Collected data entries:

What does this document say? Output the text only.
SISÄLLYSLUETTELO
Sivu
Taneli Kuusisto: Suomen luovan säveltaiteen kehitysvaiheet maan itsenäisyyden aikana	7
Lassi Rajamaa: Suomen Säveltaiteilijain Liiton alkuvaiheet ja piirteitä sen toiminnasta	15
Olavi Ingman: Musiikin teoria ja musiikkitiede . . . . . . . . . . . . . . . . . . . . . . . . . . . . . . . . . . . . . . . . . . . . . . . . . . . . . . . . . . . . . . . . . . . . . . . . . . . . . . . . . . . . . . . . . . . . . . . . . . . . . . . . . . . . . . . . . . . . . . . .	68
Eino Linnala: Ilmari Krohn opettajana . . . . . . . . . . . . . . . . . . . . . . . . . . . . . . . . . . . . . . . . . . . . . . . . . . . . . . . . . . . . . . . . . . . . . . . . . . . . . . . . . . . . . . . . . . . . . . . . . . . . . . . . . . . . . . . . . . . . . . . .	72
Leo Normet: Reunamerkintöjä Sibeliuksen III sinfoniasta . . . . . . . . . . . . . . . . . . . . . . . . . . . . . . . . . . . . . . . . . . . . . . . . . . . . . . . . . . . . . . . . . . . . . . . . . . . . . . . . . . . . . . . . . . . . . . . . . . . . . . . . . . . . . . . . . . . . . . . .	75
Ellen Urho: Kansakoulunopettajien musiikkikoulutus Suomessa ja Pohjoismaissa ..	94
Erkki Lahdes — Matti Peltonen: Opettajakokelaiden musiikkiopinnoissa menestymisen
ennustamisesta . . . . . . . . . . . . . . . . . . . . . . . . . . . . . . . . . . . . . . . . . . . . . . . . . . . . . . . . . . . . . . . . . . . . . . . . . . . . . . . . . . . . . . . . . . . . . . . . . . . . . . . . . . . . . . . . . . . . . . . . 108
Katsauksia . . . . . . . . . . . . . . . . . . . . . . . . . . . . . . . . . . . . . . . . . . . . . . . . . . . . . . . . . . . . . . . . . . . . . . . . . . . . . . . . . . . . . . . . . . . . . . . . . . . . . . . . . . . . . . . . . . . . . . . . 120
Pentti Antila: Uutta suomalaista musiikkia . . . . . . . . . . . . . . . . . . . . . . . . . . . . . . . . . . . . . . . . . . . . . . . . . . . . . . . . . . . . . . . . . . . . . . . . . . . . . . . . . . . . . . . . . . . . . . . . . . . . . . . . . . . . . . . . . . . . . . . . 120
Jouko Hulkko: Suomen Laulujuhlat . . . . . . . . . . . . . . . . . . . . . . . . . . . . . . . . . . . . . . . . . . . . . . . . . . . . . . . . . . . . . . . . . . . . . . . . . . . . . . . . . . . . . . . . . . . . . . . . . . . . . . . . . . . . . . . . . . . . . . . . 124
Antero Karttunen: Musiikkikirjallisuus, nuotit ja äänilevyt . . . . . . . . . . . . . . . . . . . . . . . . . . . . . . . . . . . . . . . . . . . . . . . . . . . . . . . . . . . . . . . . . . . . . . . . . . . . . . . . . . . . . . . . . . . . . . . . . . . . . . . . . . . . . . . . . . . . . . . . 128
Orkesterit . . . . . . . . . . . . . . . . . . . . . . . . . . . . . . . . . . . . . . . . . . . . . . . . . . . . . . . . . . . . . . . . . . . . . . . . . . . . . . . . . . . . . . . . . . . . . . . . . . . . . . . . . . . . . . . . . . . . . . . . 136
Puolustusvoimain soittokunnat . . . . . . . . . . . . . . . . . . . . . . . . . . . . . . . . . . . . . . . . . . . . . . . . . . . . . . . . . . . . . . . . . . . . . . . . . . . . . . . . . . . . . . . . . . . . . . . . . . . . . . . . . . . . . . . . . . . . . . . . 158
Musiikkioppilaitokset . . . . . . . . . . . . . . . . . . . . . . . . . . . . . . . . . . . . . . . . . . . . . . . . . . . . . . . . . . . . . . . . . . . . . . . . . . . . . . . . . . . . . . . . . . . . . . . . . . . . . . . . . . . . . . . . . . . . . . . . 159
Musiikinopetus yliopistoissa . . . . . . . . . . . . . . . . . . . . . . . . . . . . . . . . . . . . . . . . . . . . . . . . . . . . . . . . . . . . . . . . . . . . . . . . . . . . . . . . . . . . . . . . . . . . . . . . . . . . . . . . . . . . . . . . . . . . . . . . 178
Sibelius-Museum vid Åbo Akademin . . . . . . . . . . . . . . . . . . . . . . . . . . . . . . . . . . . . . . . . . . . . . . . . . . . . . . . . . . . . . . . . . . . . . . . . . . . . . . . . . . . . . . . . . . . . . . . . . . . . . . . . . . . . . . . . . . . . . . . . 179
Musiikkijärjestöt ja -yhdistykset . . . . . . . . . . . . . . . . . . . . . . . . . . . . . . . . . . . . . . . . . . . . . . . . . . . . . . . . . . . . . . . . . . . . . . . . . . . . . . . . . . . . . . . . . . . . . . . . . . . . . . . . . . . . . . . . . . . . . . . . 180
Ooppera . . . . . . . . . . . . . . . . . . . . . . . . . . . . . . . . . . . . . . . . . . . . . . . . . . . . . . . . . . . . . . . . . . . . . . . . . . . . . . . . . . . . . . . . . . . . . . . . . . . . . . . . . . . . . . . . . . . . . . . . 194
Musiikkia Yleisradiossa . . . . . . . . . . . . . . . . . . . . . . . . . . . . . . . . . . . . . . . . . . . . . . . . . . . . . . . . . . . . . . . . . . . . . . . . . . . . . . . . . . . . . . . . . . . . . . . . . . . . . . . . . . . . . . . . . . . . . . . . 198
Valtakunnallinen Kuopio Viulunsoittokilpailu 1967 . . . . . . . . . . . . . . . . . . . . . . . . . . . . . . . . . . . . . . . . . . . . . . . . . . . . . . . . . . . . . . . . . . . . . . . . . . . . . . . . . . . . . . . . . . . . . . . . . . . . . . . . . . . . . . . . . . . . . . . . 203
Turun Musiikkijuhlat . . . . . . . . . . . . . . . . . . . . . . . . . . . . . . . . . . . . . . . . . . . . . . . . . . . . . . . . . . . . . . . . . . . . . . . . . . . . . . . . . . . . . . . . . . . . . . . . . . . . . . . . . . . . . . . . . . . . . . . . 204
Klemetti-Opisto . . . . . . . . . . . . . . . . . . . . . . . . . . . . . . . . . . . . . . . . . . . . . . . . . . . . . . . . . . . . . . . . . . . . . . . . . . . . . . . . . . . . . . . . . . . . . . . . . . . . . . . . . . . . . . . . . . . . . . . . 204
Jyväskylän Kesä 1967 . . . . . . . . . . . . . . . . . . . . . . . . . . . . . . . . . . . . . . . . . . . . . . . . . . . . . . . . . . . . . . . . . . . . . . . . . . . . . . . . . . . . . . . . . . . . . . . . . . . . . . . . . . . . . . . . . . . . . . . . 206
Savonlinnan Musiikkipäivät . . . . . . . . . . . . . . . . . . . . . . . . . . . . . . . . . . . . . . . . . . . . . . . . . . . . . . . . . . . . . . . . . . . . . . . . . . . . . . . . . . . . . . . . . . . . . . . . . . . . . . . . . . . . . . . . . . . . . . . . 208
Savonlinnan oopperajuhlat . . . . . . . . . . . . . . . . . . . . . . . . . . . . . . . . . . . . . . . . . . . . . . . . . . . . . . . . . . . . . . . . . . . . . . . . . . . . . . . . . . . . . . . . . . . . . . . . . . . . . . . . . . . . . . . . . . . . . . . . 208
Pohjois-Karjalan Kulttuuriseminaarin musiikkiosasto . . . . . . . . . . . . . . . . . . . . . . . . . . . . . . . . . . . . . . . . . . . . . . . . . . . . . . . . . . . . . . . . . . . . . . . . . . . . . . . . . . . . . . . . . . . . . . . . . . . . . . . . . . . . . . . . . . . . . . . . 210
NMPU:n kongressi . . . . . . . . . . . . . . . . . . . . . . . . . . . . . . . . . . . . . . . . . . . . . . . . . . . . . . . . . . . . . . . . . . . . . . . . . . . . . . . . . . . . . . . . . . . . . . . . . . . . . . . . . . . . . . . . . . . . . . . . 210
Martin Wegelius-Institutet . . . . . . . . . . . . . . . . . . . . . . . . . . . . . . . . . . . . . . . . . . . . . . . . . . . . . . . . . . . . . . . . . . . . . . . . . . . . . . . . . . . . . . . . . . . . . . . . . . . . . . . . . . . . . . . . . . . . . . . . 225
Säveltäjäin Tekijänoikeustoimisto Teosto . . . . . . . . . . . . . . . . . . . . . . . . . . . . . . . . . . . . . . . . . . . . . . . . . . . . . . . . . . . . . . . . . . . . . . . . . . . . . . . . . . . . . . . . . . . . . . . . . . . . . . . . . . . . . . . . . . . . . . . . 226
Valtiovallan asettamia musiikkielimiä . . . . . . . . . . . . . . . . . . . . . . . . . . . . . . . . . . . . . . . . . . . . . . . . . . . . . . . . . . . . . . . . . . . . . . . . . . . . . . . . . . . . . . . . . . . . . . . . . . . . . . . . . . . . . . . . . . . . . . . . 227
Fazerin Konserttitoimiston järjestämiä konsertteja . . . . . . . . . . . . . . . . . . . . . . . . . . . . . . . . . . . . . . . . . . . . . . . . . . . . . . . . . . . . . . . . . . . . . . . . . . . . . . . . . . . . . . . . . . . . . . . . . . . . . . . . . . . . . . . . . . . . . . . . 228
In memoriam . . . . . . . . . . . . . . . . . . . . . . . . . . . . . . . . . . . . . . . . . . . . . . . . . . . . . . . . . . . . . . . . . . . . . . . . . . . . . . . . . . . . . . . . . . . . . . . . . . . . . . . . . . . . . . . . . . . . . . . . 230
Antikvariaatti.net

SET EXERCISE | Only the number is wanted: how many lines above include the word "Suomen"?

TASK RESPONSE | 3